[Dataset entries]
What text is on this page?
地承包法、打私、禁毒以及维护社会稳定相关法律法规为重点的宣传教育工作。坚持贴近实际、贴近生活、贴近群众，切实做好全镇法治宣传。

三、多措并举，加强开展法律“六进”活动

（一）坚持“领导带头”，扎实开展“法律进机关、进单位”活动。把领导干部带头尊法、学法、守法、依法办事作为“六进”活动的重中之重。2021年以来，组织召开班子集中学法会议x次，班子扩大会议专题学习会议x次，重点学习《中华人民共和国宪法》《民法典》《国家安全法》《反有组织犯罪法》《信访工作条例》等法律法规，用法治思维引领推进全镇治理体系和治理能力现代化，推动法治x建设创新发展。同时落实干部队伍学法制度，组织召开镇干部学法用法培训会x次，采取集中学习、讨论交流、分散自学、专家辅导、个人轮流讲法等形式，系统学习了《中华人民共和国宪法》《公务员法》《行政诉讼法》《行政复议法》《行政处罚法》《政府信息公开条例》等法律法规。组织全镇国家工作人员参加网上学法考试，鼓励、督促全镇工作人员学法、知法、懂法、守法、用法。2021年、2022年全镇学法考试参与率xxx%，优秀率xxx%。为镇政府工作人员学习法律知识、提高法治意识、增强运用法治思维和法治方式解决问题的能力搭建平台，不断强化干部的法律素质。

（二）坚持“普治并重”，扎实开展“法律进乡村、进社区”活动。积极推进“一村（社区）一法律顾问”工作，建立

==

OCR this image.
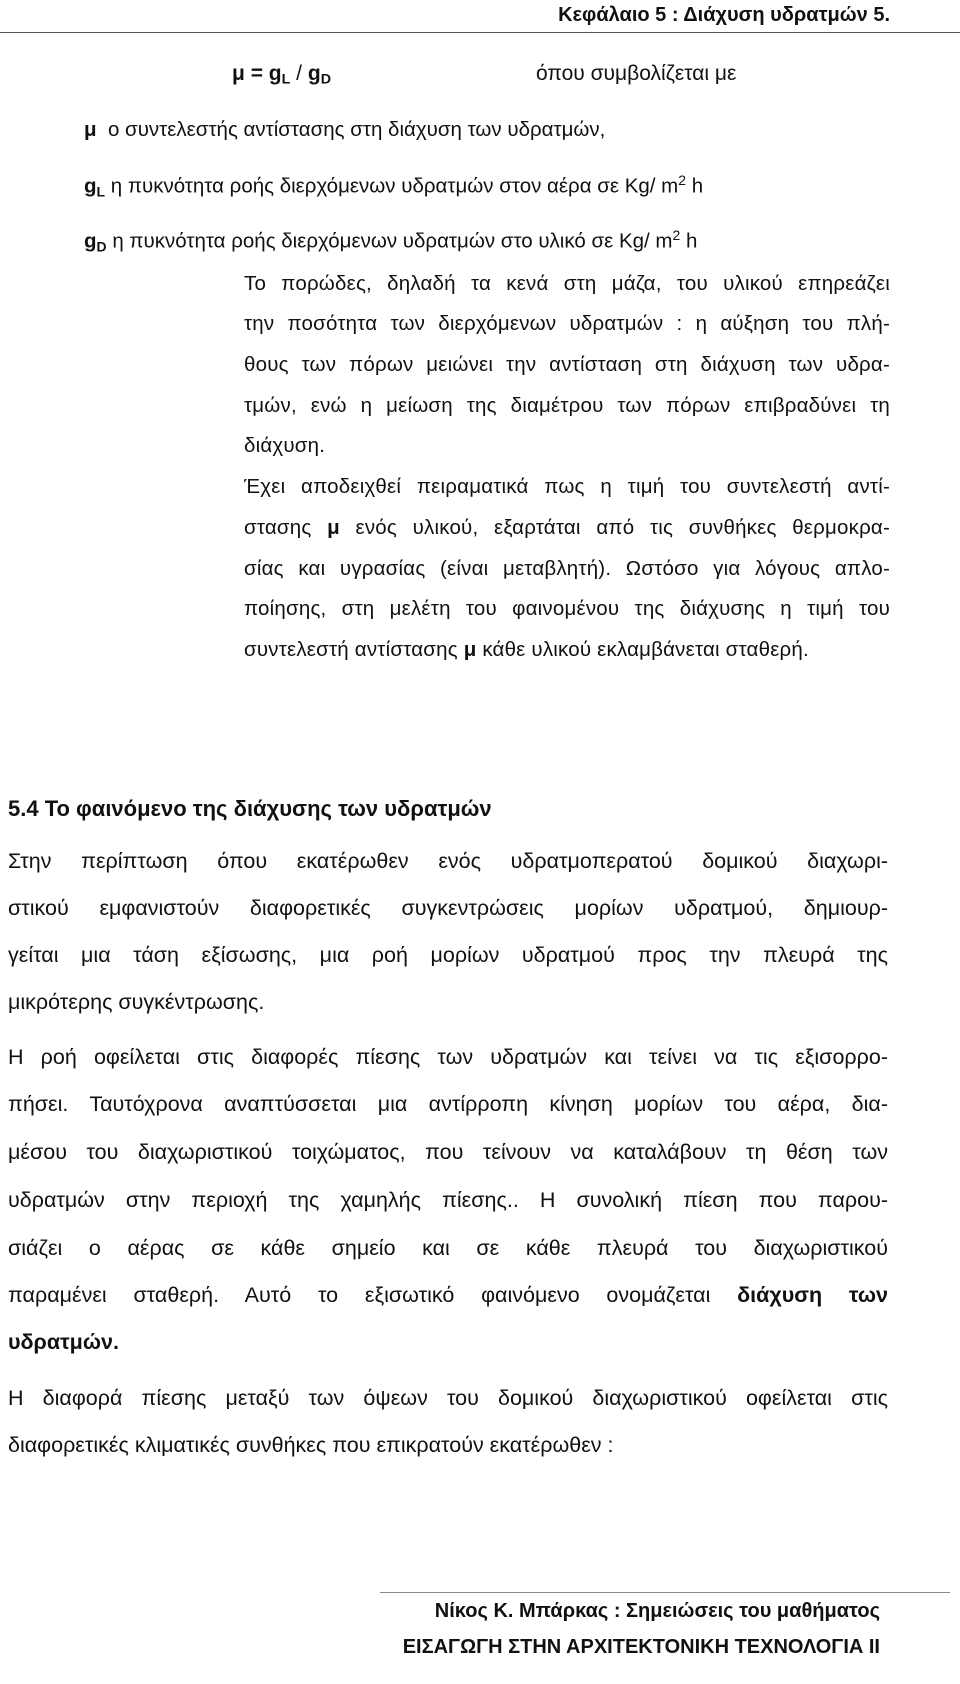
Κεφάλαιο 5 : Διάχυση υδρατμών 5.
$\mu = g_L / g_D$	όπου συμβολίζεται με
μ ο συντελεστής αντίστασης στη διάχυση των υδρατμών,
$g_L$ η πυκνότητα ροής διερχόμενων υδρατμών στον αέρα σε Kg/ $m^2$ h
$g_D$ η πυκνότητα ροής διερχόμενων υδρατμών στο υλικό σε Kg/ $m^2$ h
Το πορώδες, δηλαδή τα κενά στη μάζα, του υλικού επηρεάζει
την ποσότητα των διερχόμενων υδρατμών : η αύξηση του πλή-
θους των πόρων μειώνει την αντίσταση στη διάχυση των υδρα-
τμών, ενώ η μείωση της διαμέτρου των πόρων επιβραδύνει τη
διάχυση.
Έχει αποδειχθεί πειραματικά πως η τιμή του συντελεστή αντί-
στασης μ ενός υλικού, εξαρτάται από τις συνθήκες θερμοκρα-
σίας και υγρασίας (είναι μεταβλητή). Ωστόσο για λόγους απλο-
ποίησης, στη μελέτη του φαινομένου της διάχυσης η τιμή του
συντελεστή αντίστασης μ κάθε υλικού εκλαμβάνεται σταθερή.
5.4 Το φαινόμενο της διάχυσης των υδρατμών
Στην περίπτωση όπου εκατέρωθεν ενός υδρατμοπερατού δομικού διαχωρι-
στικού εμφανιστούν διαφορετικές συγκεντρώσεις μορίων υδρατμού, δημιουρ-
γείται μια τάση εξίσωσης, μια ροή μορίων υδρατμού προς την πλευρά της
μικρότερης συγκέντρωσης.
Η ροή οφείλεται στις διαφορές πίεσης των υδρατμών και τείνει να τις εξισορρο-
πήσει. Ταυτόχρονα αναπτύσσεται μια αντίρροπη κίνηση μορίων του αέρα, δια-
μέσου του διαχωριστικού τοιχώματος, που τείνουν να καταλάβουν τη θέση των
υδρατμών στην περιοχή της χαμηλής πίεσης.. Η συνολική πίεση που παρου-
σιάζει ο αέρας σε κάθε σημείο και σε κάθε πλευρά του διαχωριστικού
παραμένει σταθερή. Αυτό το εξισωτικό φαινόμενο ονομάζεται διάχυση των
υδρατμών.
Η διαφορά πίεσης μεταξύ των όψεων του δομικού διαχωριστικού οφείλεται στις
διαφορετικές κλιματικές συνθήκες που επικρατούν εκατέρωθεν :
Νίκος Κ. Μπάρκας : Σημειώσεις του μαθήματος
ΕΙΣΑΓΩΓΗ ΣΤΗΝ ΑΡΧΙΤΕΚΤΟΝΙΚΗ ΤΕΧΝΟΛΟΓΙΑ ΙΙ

- _REQUIREMENTS_
Search the entries for the word "αντίστασης" and pick out every line that holds it.

- _SOLUTION FOR THIS TASK_
μ ο συντελεστής αντίστασης στη διάχυση των υδρατμών,
συντελεστή αντίστασης μ κάθε υλικού εκλαμβάνεται σταθερή.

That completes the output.